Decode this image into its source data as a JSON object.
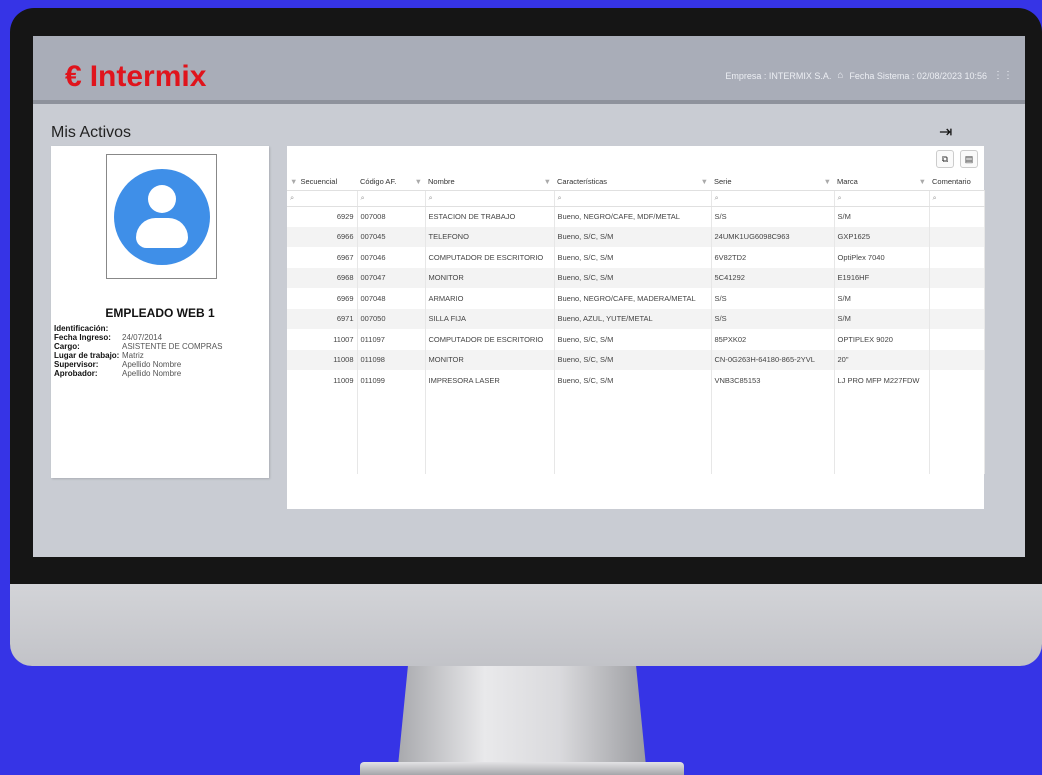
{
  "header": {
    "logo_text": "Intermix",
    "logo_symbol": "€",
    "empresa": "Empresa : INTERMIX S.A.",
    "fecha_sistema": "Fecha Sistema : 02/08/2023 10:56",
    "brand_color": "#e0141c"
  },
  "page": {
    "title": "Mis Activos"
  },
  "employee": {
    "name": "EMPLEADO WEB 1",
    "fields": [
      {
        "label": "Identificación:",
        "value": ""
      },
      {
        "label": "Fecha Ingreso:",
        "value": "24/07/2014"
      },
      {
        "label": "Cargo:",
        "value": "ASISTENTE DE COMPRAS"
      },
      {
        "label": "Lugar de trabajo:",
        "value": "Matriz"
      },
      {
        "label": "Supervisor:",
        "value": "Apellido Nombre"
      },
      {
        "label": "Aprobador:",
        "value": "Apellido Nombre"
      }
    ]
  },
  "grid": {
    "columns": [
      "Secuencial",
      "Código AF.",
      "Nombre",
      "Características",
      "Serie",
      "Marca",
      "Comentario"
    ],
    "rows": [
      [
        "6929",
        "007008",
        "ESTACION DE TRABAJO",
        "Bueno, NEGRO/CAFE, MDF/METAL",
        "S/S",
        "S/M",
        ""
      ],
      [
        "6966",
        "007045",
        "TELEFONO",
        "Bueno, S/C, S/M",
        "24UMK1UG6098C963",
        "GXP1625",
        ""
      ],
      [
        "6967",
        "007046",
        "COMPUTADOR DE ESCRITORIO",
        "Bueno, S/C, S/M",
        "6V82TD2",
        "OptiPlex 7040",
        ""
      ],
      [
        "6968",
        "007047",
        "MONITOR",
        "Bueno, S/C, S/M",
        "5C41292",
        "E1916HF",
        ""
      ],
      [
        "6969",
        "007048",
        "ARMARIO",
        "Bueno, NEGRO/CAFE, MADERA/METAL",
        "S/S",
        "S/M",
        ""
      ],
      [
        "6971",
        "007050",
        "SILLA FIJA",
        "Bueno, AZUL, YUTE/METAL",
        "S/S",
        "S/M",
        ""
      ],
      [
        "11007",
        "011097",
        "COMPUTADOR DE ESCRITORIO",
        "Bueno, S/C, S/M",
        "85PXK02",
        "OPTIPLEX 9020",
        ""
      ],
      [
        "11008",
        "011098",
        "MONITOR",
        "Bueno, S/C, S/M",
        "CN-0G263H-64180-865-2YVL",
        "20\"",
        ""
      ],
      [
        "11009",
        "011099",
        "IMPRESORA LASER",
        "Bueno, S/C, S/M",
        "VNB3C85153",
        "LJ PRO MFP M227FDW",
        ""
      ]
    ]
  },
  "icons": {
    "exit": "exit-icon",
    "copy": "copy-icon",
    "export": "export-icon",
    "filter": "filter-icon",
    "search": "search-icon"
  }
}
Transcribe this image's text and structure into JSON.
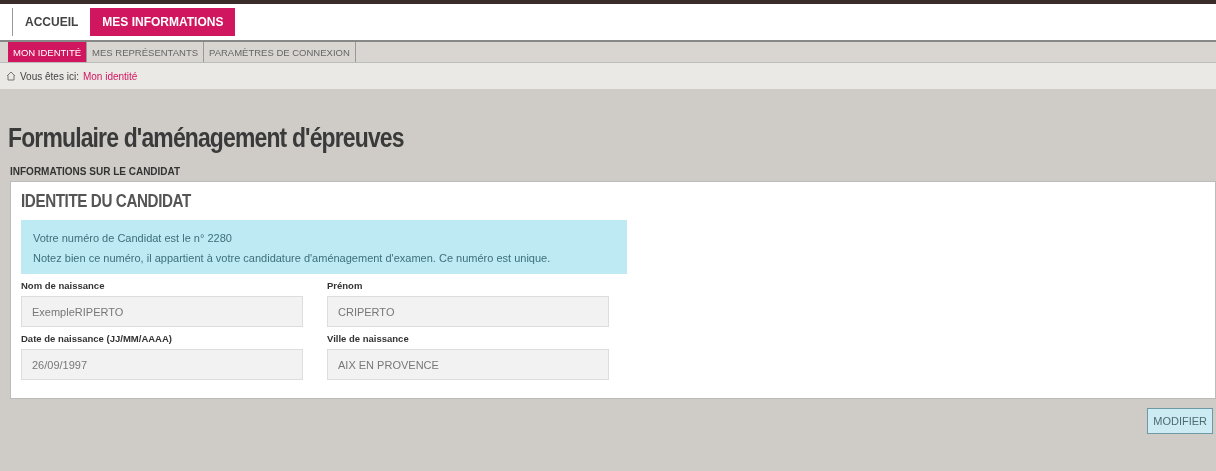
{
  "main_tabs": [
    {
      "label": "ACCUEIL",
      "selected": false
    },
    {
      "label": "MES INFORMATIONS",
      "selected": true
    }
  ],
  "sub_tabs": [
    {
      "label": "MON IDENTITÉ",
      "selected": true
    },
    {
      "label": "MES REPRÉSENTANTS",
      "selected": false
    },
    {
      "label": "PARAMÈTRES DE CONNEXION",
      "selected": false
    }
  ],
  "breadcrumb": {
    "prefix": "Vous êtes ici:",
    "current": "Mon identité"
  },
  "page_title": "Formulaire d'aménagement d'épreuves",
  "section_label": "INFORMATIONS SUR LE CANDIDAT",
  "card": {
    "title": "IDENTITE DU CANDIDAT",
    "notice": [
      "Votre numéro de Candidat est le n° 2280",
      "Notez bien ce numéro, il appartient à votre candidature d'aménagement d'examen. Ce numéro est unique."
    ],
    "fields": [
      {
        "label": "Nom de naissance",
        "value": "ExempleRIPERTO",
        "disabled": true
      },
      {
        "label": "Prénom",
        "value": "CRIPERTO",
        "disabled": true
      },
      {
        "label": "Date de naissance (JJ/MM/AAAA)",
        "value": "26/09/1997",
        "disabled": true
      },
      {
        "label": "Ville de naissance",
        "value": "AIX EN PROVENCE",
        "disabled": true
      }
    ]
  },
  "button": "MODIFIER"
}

---

Collect, from the material above, every line containing the word "JSON".

RESPONSE FOR THIS EXERCISE:
Decode this image into its source data as a JSON object.
Transcribe this image's text and structure into JSON.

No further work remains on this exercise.